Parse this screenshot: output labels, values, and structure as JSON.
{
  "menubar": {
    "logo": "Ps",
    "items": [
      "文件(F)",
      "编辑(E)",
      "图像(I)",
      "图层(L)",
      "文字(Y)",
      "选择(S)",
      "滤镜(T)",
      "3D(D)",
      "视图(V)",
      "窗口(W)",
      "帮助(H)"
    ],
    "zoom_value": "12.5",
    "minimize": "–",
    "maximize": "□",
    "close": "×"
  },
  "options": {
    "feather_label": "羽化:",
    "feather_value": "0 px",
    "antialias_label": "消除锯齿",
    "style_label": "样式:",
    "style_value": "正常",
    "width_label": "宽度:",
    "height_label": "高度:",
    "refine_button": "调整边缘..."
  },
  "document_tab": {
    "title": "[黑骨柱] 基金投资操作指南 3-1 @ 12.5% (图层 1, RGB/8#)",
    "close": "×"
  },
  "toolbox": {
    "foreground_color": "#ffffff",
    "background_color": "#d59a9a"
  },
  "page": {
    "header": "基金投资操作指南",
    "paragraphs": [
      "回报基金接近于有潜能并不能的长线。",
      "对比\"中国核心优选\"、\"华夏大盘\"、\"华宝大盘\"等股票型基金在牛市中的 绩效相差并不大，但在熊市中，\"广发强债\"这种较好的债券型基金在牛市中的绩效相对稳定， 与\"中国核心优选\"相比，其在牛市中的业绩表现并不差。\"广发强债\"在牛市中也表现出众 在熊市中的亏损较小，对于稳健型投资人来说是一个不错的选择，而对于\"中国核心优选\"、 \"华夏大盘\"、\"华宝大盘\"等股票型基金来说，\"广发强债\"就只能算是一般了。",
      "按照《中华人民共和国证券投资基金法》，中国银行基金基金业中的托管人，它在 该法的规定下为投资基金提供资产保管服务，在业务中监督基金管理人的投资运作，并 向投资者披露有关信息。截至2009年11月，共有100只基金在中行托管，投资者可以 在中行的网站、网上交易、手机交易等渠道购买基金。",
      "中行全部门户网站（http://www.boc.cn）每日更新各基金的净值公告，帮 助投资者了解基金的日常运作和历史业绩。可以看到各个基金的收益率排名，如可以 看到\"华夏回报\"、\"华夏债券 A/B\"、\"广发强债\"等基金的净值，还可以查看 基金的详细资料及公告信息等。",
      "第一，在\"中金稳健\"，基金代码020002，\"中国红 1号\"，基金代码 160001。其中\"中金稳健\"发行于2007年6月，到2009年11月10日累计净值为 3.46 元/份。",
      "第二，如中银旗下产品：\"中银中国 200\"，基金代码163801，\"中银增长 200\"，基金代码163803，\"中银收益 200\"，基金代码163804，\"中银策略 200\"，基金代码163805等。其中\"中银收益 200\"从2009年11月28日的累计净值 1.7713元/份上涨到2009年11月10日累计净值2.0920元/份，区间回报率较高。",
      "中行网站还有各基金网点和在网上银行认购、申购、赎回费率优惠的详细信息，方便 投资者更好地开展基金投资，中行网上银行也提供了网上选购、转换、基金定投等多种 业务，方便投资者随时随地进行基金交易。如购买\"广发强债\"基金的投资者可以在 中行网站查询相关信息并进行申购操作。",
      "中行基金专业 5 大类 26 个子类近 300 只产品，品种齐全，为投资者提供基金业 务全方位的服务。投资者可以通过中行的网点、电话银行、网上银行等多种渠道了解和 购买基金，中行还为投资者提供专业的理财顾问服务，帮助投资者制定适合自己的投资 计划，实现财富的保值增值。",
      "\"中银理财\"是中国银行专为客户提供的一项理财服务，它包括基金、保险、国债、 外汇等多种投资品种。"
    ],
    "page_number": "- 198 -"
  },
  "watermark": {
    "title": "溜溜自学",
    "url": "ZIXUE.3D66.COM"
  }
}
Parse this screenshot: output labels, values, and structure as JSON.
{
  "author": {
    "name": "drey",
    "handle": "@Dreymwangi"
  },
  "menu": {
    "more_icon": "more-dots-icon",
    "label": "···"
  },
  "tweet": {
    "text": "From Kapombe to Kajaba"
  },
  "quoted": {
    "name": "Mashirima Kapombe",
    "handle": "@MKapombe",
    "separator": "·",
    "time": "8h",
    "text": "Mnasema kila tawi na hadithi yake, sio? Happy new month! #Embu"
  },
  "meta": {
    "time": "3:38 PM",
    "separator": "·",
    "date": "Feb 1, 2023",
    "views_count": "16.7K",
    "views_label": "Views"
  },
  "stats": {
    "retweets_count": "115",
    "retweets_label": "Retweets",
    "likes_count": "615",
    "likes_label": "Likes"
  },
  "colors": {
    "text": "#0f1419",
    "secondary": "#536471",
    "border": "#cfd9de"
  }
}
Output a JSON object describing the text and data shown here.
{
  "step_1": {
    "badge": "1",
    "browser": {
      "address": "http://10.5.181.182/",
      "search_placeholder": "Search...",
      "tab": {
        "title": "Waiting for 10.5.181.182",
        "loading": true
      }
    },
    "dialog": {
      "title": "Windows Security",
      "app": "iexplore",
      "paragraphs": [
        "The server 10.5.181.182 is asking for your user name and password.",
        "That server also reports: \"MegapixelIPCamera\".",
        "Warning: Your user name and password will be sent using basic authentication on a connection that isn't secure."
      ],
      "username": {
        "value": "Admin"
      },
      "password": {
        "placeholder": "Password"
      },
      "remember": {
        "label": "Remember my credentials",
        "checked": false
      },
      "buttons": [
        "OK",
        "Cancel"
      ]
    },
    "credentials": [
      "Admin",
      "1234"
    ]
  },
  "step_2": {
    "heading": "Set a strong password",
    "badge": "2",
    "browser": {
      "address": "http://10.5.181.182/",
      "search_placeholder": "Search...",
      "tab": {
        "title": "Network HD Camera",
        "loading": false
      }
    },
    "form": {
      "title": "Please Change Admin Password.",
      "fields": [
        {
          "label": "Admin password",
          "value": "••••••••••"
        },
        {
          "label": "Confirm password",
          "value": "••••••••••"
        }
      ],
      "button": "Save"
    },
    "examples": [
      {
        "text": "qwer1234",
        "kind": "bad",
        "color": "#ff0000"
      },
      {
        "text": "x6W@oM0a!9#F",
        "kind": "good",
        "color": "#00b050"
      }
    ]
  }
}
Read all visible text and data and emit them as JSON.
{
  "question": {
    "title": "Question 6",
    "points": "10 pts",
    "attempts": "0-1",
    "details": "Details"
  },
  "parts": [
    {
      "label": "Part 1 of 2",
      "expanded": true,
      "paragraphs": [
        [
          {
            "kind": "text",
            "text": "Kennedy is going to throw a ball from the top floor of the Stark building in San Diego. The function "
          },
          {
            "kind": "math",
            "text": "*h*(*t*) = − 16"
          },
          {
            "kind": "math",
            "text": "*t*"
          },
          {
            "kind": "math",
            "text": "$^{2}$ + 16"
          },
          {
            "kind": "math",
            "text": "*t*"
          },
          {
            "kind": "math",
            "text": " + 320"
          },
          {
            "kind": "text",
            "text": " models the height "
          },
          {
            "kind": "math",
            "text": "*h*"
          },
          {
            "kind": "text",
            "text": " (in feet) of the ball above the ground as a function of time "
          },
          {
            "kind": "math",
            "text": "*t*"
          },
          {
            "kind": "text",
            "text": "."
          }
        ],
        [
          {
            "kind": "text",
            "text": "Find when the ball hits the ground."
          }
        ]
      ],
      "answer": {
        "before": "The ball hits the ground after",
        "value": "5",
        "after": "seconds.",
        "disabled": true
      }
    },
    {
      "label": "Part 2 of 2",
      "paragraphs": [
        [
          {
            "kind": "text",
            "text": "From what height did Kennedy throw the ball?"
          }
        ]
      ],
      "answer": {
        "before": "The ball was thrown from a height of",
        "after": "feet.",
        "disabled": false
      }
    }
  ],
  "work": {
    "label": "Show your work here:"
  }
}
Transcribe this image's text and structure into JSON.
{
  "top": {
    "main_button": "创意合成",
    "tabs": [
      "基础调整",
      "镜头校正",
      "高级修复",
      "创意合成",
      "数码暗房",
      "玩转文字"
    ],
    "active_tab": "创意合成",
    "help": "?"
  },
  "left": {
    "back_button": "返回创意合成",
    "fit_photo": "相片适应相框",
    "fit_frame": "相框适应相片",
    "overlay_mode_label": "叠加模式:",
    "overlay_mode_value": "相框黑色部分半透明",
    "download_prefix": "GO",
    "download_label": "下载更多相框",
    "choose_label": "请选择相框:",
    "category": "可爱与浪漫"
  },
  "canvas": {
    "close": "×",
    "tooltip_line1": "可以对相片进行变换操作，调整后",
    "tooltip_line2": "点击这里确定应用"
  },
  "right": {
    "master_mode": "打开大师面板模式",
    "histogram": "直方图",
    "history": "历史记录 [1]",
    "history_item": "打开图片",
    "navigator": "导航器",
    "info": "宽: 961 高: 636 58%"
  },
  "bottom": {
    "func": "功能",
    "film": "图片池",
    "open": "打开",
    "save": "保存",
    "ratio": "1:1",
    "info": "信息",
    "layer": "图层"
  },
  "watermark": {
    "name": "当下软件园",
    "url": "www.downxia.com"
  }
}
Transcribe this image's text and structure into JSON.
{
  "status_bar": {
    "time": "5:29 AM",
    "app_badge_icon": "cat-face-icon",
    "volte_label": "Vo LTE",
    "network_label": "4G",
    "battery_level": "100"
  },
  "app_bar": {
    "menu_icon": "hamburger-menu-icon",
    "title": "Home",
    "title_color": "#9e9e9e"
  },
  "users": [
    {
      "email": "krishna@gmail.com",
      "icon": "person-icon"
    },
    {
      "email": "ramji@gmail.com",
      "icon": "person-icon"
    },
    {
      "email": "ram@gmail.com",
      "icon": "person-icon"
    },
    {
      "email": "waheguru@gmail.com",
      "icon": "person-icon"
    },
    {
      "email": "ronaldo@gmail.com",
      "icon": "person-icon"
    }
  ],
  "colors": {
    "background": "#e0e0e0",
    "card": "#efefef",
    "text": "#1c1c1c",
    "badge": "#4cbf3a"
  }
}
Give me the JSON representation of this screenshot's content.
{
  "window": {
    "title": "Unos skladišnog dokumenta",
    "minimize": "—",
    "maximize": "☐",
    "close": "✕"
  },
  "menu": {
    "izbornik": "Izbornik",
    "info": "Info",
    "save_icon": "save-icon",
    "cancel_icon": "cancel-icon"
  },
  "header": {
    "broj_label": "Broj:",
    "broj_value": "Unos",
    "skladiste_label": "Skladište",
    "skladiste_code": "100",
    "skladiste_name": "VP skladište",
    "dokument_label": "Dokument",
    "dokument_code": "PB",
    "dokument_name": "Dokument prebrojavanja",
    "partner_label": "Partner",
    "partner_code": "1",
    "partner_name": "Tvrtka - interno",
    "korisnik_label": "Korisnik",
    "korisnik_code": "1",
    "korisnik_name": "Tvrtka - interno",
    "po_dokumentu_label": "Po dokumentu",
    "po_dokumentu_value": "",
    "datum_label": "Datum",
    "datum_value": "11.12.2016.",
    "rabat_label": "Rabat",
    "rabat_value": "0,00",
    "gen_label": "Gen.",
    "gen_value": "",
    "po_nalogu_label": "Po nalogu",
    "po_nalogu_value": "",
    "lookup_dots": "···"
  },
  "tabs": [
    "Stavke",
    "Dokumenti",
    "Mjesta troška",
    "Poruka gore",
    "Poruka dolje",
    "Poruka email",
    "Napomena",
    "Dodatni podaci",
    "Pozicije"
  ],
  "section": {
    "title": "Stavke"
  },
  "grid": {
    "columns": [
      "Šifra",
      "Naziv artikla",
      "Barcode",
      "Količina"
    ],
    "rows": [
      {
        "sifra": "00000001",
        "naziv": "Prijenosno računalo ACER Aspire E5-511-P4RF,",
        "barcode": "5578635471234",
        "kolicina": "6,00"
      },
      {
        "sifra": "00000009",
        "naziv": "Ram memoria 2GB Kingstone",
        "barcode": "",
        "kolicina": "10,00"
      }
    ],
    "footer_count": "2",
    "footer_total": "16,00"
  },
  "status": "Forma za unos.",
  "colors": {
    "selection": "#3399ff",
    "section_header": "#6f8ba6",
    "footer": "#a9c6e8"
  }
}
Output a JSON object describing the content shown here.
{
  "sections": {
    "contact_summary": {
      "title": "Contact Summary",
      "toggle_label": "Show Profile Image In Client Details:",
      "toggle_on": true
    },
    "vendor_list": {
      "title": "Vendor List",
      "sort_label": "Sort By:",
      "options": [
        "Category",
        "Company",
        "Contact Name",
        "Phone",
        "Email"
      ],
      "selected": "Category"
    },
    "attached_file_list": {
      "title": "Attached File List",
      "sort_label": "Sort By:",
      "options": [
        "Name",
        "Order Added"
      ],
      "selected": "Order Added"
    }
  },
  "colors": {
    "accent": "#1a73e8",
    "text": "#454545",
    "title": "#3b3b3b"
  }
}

◇ ◇ ◇ ◇ ◇ ◇ ◇

Stated task: Using the material above, gather every line that includes "Kennedy".

The result:
            "text": "Kennedy is going to throw a ball from the top floor of the Stark building in San Diego. The function "
            "text": "From what height did Kennedy throw the ball?"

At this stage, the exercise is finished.